• [Task directions]: Assemble all lines in which the string "товаров" appears.
-*-*-
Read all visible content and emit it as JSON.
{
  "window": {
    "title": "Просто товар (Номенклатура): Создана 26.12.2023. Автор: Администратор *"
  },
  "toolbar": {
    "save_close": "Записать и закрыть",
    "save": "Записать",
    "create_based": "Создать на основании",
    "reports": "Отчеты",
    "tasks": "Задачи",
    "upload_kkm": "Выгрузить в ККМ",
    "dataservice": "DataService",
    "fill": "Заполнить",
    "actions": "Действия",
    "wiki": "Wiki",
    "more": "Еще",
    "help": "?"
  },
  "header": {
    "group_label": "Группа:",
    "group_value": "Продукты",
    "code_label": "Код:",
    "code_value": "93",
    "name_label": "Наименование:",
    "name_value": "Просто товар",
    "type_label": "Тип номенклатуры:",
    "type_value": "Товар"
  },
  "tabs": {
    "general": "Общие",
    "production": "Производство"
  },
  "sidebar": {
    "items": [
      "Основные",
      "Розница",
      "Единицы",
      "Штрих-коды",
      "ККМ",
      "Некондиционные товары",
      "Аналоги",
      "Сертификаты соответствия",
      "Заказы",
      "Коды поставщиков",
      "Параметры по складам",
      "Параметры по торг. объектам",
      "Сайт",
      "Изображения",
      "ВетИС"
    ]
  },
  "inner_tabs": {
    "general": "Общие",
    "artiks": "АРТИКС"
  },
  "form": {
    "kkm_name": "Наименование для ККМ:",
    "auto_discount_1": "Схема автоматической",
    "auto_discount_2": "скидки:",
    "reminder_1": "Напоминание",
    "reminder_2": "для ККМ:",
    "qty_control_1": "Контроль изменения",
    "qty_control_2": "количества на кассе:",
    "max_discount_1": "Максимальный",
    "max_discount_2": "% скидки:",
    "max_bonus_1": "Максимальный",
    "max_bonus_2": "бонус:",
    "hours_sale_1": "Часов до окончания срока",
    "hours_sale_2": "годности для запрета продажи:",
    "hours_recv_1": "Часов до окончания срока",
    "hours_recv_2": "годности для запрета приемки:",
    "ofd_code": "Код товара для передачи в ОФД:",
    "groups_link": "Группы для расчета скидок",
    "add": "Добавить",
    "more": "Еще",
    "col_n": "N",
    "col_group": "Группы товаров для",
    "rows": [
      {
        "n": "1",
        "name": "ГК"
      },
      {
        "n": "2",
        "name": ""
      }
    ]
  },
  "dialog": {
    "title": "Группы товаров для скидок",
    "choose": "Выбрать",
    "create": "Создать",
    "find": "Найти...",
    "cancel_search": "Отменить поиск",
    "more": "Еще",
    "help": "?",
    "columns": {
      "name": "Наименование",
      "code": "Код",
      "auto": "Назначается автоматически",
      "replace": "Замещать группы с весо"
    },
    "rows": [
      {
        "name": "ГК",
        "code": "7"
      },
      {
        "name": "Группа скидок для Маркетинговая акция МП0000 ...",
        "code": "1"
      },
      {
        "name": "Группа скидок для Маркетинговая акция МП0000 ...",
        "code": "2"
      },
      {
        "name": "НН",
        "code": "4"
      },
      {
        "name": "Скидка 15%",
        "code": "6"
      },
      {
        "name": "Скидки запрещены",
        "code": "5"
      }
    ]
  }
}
-*-*-
• [Result for this task]:
    "col_group": "Группы товаров для",
    "title": "Группы товаров для скидок",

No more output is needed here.